(A block of data)
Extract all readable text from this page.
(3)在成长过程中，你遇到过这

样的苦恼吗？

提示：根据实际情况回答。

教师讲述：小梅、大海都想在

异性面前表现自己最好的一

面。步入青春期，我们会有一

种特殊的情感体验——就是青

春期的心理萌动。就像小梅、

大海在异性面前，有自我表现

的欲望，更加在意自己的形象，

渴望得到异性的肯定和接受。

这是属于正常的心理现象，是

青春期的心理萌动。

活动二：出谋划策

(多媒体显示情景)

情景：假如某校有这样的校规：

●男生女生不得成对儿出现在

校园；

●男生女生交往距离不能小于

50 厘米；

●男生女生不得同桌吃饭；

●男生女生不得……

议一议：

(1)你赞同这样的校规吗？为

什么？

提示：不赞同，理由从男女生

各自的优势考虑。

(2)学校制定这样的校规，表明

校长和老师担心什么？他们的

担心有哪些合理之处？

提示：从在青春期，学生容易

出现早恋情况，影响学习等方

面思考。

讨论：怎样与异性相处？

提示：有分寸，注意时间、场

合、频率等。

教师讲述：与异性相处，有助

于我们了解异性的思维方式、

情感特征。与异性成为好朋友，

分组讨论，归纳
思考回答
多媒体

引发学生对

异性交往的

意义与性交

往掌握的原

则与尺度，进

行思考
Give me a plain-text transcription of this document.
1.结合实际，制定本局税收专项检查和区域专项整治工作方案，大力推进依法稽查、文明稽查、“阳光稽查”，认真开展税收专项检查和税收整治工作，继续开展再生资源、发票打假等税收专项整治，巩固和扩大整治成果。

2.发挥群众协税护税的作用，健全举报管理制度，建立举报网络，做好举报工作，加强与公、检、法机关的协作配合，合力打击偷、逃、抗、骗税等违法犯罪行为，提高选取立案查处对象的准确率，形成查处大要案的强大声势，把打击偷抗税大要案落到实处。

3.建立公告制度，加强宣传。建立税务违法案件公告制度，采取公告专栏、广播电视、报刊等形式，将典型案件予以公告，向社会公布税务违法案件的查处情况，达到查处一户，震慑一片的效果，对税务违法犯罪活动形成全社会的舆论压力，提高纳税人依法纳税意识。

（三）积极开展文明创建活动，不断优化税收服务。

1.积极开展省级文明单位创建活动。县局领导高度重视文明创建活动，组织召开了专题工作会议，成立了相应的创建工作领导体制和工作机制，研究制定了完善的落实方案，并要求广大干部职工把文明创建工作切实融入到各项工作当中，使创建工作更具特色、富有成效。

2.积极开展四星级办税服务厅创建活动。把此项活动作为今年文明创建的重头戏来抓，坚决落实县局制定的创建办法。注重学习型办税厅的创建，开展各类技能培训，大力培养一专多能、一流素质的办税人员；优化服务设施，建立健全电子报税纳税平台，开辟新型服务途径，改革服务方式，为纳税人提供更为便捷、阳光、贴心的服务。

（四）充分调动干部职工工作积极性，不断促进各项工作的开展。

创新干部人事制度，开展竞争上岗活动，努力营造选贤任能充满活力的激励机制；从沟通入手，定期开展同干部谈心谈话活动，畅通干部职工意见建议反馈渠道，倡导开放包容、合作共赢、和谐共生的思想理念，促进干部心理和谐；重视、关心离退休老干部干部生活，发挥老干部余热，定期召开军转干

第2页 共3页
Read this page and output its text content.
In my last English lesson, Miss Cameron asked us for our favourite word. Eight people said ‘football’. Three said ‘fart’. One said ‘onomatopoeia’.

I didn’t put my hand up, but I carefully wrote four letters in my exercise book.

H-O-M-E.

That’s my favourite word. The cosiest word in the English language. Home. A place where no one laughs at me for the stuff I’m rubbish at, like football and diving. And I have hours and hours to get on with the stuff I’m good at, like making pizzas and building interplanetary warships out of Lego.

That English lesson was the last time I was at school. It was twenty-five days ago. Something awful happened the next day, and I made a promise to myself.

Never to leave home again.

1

◆ **Problem**: Give nothing but the number of lines containing the string "page".

◆ **Output of the task**: 2